--- Start Information supplied ---
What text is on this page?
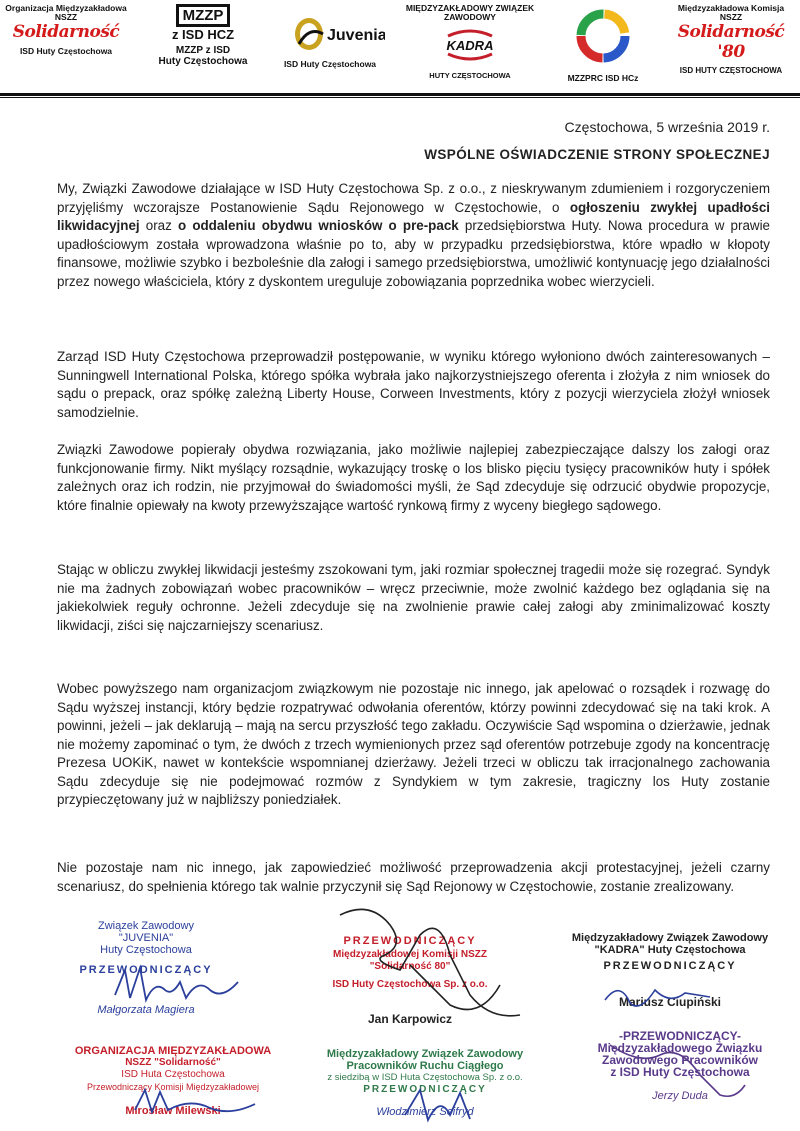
Organizacja Międzyzakładowa
NSZZ
Solidarność
ISD Huty Częstochowa
MZZP
z ISD HCZ
MZZP z ISD
Huty Częstochowa
Juvenia
ISD Huty Częstochowa
MIĘDZYZAKŁADOWY ZWIĄZEK
ZAWODOWY
KADRA
HUTY CZĘSTOCHOWA	MZZPRC ISD HCz
Międzyzakładowa Komisja
NSZZ
Solidarność '80
ISD HUTY CZĘSTOCHOWA
Częstochowa, 5 września 2019 r.
WSPÓLNE OŚWIADCZENIE STRONY SPOŁECZNEJ
My, Związki Zawodowe działające w ISD Huty Częstochowa Sp. z o.o., z nieskrywanym zdumieniem i rozgoryczeniem przyjęliśmy wczorajsze Postanowienie Sądu Rejonowego w Częstochowie, o ogłoszeniu zwykłej upadłości likwidacyjnej oraz o oddaleniu obydwu wniosków o pre-pack przedsiębiorstwa Huty. Nowa procedura w prawie upadłościowym została wprowadzona właśnie po to, aby w przypadku przedsiębiorstwa, które wpadło w kłopoty finansowe, możliwie szybko i bezboleśnie dla załogi i samego przedsiębiorstwa, umożliwić kontynuację jego działalności przez nowego właściciela, który z dyskontem ureguluje zobowiązania poprzednika wobec wierzycieli.
Zarząd ISD Huty Częstochowa przeprowadził postępowanie, w wyniku którego wyłoniono dwóch zainteresowanych – Sunningwell International Polska, którego spółka wybrała jako najkorzystniejszego oferenta i złożyła z nim wniosek do sądu o prepack, oraz spółkę zależną Liberty House, Corween Investments, który z pozycji wierzyciela złożył wniosek samodzielnie.
Związki Zawodowe popierały obydwa rozwiązania, jako możliwie najlepiej zabezpieczające dalszy los załogi oraz funkcjonowanie firmy. Nikt myślący rozsądnie, wykazujący troskę o los blisko pięciu tysięcy pracowników huty i spółek zależnych oraz ich rodzin, nie przyjmował do świadomości myśli, że Sąd zdecyduje się odrzucić obydwie propozycje, które finalnie opiewały na kwoty przewyższające wartość rynkową firmy z wyceny biegłego sądowego.
Stając w obliczu zwykłej likwidacji jesteśmy zszokowani tym, jaki rozmiar społecznej tragedii może się rozegrać. Syndyk nie ma żadnych zobowiązań wobec pracowników – wręcz przeciwnie, może zwolnić każdego bez oglądania się na jakiekolwiek reguły ochronne. Jeżeli zdecyduje się na zwolnienie prawie całej załogi aby zminimalizować koszty likwidacji, ziści się najczarniejszy scenariusz.
Wobec powyższego nam organizacjom związkowym nie pozostaje nic innego, jak apelować o rozsądek i rozwagę do Sądu wyższej instancji, który będzie rozpatrywać odwołania oferentów, którzy powinni zdecydować się na taki krok. A powinni, jeżeli – jak deklarują – mają na sercu przyszłość tego zakładu. Oczywiście Sąd wspomina o dzierżawie, jednak nie możemy zapominać o tym, że dwóch z trzech wymienionych przez sąd oferentów potrzebuje zgody na koncentrację Prezesa UOKiK, nawet w kontekście wspomnianej dzierżawy. Jeżeli trzeci w obliczu tak irracjonalnego zachowania Sądu zdecyduje się nie podejmować rozmów z Syndykiem w tym zakresie, tragiczny los Huty zostanie przypieczętowany już w najbliższy poniedziałek.
Nie pozostaje nam nic innego, jak zapowiedzieć możliwość przeprowadzenia akcji protestacyjnej, jeżeli czarny scenariusz, do spełnienia którego tak walnie przyczynił się Sąd Rejonowy w Częstochowie, zostanie zrealizowany.
Związek Zawodowy
"JUVENIA"
Huty Częstochowa
PRZEWODNICZĄCY
Małgorzata Magiera
PRZEWODNICZĄCY
Międzyzakładowej Komisji NSZZ
"Solidarność 80"
ISD Huty Częstochowa Sp. z o.o.
Jan Karpowicz
Międzyzakładowy Związek Zawodowy
"KADRA" Huty Częstochowa
PRZEWODNICZĄCY
Mariusz Ciupiński
ORGANIZACJA MIĘDZYZAKŁADOWA
NSZZ "Solidarność"
ISD Huta Częstochowa
Przewodniczący Komisji Międzyzakładowej
Mirosław Milewski
Międzyzakładowy Związek Zawodowy
Pracowników Ruchu Ciągłego
z siedzibą w ISD Huta Częstochowa Sp. z o.o.
PRZEWODNICZĄCY
Włodzimierz Seifryd
-PRZEWODNICZĄCY-
Międzyzakładowego Związku
Zawodowego Pracowników
z ISD Huty Częstochowa
Jerzy Duda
--- End Information supplied ---
Your task >>
Gather every line from the listing above in which "NSZZ" appears, and copy those lines.

In response >>
NSZZ
NSZZ
Międzyzakładowej Komisji NSZZ
NSZZ "Solidarność"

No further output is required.